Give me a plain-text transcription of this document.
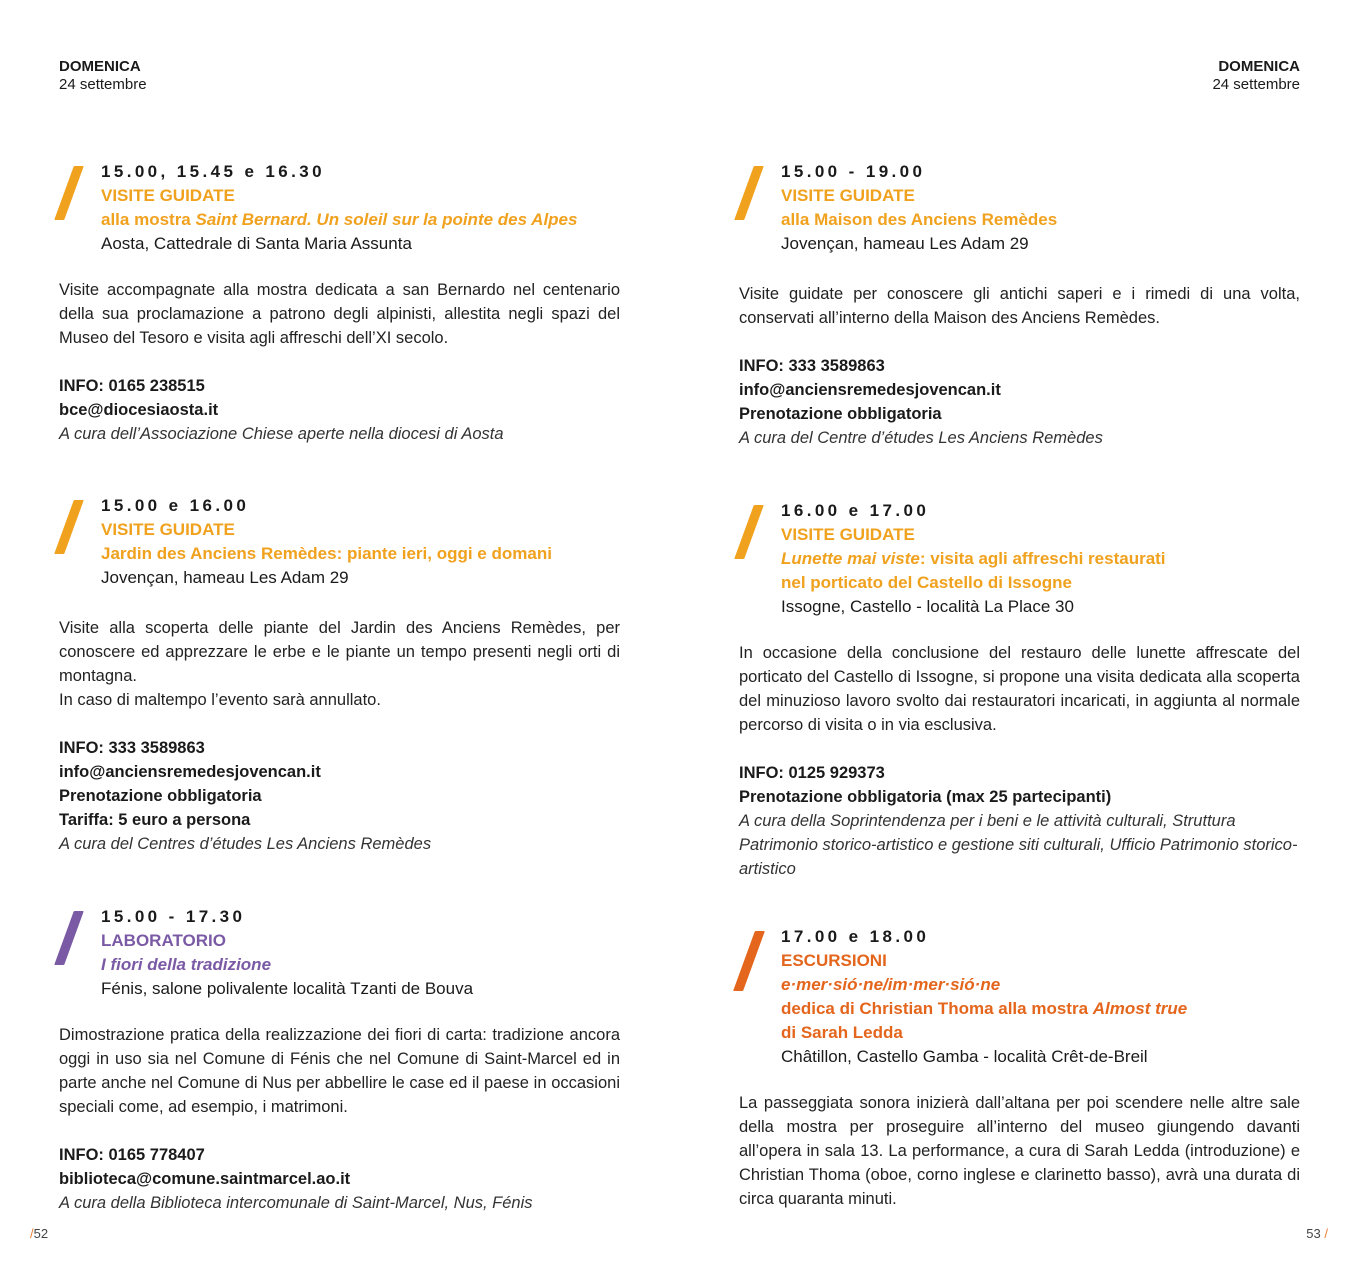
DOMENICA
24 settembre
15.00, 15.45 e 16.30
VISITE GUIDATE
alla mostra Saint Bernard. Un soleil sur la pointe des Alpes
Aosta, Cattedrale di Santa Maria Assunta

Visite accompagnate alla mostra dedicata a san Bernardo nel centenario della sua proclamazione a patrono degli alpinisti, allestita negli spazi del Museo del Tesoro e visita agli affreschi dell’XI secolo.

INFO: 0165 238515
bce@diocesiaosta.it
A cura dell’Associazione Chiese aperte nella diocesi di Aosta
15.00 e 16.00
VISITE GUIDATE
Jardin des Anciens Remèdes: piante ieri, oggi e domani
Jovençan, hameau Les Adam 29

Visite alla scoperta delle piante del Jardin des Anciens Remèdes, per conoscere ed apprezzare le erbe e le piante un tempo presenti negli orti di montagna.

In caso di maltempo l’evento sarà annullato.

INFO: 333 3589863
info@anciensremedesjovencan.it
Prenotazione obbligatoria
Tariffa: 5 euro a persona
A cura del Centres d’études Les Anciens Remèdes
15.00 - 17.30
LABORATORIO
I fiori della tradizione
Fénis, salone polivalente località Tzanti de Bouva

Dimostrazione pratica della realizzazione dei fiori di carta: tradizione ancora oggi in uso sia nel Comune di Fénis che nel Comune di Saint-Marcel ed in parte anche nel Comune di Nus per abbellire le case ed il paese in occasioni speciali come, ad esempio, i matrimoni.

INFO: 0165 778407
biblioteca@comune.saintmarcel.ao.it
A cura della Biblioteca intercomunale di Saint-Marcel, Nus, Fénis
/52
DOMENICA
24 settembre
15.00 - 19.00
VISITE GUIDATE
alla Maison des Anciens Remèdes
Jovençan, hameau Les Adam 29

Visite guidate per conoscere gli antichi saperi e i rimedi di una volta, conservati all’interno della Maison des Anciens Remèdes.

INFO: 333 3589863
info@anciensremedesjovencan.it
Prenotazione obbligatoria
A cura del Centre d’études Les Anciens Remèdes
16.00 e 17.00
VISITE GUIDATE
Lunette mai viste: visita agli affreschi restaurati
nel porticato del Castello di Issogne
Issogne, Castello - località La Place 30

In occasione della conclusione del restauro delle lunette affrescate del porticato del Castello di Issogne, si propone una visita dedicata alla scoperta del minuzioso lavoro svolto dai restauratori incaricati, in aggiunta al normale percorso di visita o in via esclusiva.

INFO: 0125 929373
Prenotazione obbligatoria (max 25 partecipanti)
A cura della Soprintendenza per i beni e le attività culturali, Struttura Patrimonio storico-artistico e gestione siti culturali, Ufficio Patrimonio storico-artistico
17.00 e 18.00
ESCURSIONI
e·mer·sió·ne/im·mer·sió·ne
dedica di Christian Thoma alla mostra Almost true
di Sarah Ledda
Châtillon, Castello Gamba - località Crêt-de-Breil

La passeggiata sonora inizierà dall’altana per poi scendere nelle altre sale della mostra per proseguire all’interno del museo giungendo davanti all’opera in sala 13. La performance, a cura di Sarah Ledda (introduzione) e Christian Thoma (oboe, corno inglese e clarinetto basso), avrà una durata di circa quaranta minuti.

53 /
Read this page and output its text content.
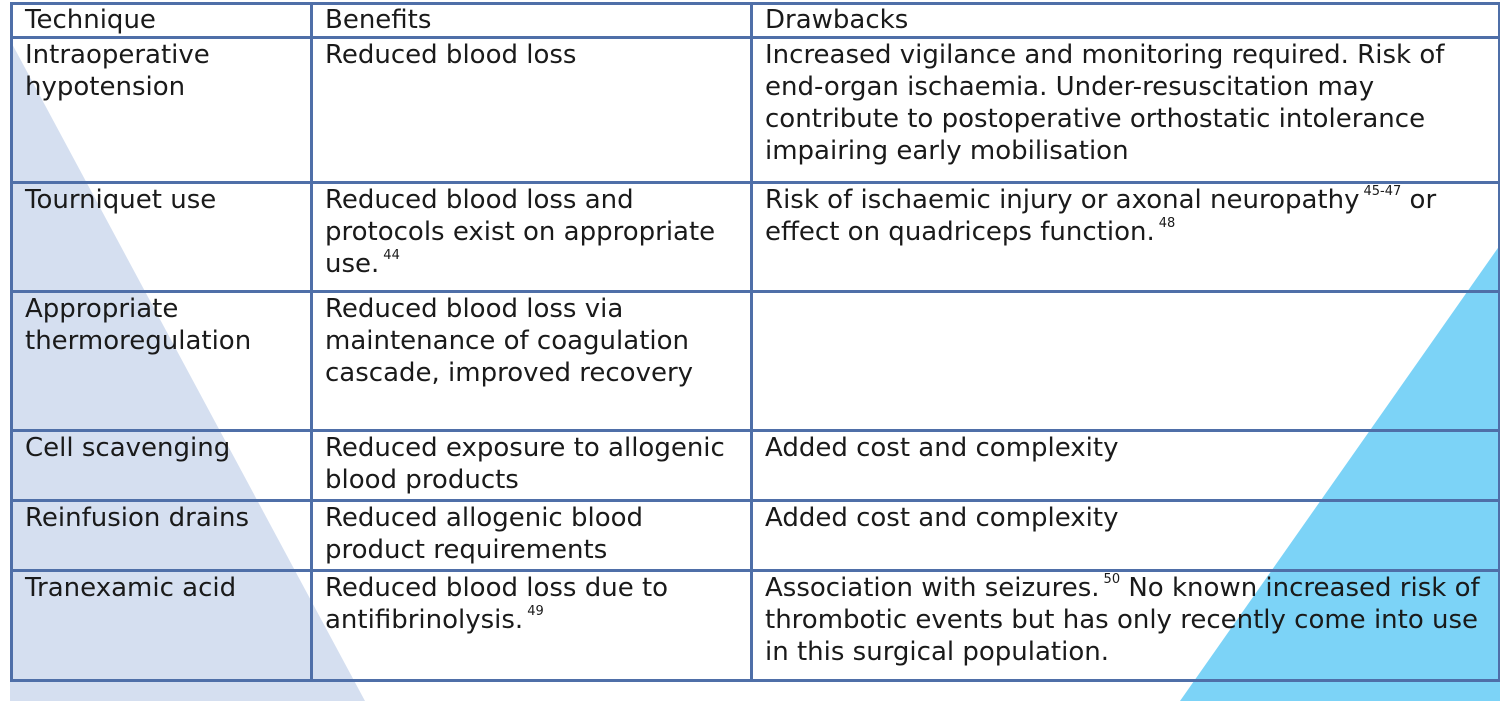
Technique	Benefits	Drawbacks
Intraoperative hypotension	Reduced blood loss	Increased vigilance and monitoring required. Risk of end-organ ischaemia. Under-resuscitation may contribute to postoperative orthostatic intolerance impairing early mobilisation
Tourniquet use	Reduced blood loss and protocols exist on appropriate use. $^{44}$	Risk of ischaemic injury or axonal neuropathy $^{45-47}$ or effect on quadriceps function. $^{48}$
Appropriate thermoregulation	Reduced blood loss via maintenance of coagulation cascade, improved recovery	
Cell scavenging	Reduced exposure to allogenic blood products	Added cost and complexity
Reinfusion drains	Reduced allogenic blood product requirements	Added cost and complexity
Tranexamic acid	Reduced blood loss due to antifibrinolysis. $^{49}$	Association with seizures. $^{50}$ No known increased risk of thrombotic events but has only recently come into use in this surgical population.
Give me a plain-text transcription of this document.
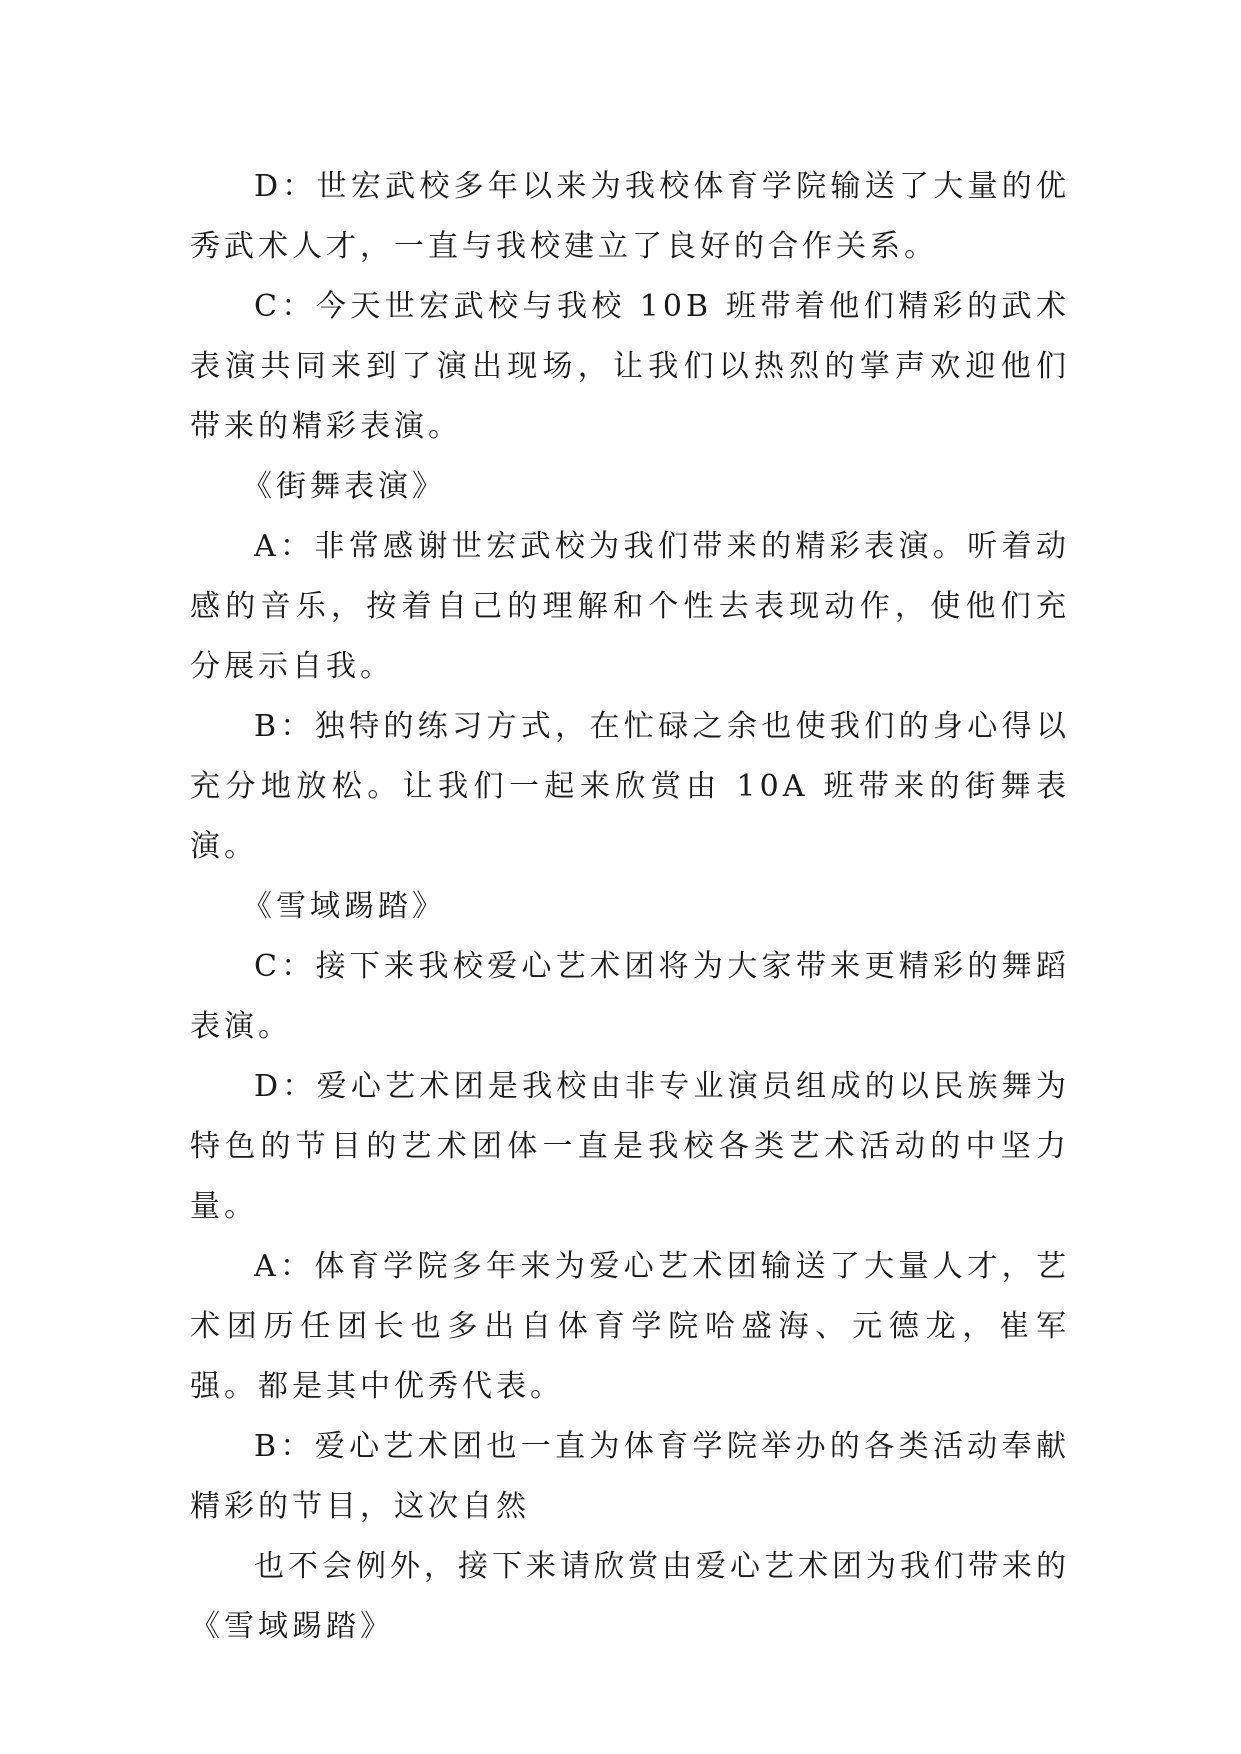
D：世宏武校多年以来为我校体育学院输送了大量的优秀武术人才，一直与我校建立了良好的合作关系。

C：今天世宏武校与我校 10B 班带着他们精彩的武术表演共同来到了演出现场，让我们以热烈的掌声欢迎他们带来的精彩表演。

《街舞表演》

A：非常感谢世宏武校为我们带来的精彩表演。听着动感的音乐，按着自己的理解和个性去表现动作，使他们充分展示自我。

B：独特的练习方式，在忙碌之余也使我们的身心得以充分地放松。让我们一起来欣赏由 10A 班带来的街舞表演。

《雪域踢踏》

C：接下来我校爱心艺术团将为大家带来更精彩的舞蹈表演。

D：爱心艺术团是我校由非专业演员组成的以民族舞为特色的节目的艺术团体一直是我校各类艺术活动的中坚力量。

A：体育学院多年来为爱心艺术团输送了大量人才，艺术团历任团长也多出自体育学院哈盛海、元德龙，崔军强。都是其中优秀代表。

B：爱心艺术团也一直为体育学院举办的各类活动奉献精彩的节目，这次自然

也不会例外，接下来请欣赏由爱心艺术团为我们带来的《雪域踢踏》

____

**YOUR INSTRUCTIONS:** Transcribe all the records above word for word, without their images.

**RESPONSE:**
Give me a plain-text transcription of this document.
DOMENICA
24 settembre
15.00, 15.45 e 16.30
VISITE GUIDATE
alla mostra Saint Bernard. Un soleil sur la pointe des Alpes
Aosta, Cattedrale di Santa Maria Assunta

Visite accompagnate alla mostra dedicata a san Bernardo nel centenario della sua proclamazione a patrono degli alpinisti, allestita negli spazi del Museo del Tesoro e visita agli affreschi dell’XI secolo.

INFO: 0165 238515
bce@diocesiaosta.it
A cura dell’Associazione Chiese aperte nella diocesi di Aosta
15.00 e 16.00
VISITE GUIDATE
Jardin des Anciens Remèdes: piante ieri, oggi e domani
Jovençan, hameau Les Adam 29

Visite alla scoperta delle piante del Jardin des Anciens Remèdes, per conoscere ed apprezzare le erbe e le piante un tempo presenti negli orti di montagna.

In caso di maltempo l’evento sarà annullato.

INFO: 333 3589863
info@anciensremedesjovencan.it
Prenotazione obbligatoria
Tariffa: 5 euro a persona
A cura del Centres d’études Les Anciens Remèdes
15.00 - 17.30
LABORATORIO
I fiori della tradizione
Fénis, salone polivalente località Tzanti de Bouva

Dimostrazione pratica della realizzazione dei fiori di carta: tradizione ancora oggi in uso sia nel Comune di Fénis che nel Comune di Saint-Marcel ed in parte anche nel Comune di Nus per abbellire le case ed il paese in occasioni speciali come, ad esempio, i matrimoni.

INFO: 0165 778407
biblioteca@comune.saintmarcel.ao.it
A cura della Biblioteca intercomunale di Saint-Marcel, Nus, Fénis
/52
DOMENICA
24 settembre
15.00 - 19.00
VISITE GUIDATE
alla Maison des Anciens Remèdes
Jovençan, hameau Les Adam 29

Visite guidate per conoscere gli antichi saperi e i rimedi di una volta, conservati all’interno della Maison des Anciens Remèdes.

INFO: 333 3589863
info@anciensremedesjovencan.it
Prenotazione obbligatoria
A cura del Centre d’études Les Anciens Remèdes
16.00 e 17.00
VISITE GUIDATE
Lunette mai viste: visita agli affreschi restaurati
nel porticato del Castello di Issogne
Issogne, Castello - località La Place 30

In occasione della conclusione del restauro delle lunette affrescate del porticato del Castello di Issogne, si propone una visita dedicata alla scoperta del minuzioso lavoro svolto dai restauratori incaricati, in aggiunta al normale percorso di visita o in via esclusiva.

INFO: 0125 929373
Prenotazione obbligatoria (max 25 partecipanti)
A cura della Soprintendenza per i beni e le attività culturali, Struttura Patrimonio storico-artistico e gestione siti culturali, Ufficio Patrimonio storico-artistico
17.00 e 18.00
ESCURSIONI
e·mer·sió·ne/im·mer·sió·ne
dedica di Christian Thoma alla mostra Almost true
di Sarah Ledda
Châtillon, Castello Gamba - località Crêt-de-Breil

La passeggiata sonora inizierà dall’altana per poi scendere nelle altre sale della mostra per proseguire all’interno del museo giungendo davanti all’opera in sala 13. La performance, a cura di Sarah Ledda (introduzione) e Christian Thoma (oboe, corno inglese e clarinetto basso), avrà una durata di circa quaranta minuti.

53 /
Read this page and output its text content.
Technique	Benefits	Drawbacks
Intraoperative hypotension	Reduced blood loss	Increased vigilance and monitoring required. Risk of end-organ ischaemia. Under-resuscitation may contribute to postoperative orthostatic intolerance impairing early mobilisation
Tourniquet use	Reduced blood loss and protocols exist on appropriate use. $^{44}$	Risk of ischaemic injury or axonal neuropathy $^{45-47}$ or effect on quadriceps function. $^{48}$
Appropriate thermoregulation	Reduced blood loss via maintenance of coagulation cascade, improved recovery	
Cell scavenging	Reduced exposure to allogenic blood products	Added cost and complexity
Reinfusion drains	Reduced allogenic blood product requirements	Added cost and complexity
Tranexamic acid	Reduced blood loss due to antifibrinolysis. $^{49}$	Association with seizures. $^{50}$ No known increased risk of thrombotic events but has only recently come into use in this surgical population.
Give me a plain-text transcription of this document.
D：世宏武校多年以来为我校体育学院输送了大量的优秀武术人才，一直与我校建立了良好的合作关系。

C：今天世宏武校与我校 10B 班带着他们精彩的武术表演共同来到了演出现场，让我们以热烈的掌声欢迎他们带来的精彩表演。

《街舞表演》

A：非常感谢世宏武校为我们带来的精彩表演。听着动感的音乐，按着自己的理解和个性去表现动作，使他们充分展示自我。

B：独特的练习方式，在忙碌之余也使我们的身心得以充分地放松。让我们一起来欣赏由 10A 班带来的街舞表演。

《雪域踢踏》

C：接下来我校爱心艺术团将为大家带来更精彩的舞蹈表演。

D：爱心艺术团是我校由非专业演员组成的以民族舞为特色的节目的艺术团体一直是我校各类艺术活动的中坚力量。

A：体育学院多年来为爱心艺术团输送了大量人才，艺术团历任团长也多出自体育学院哈盛海、元德龙，崔军强。都是其中优秀代表。

B：爱心艺术团也一直为体育学院举办的各类活动奉献精彩的节目，这次自然

也不会例外，接下来请欣赏由爱心艺术团为我们带来的《雪域踢踏》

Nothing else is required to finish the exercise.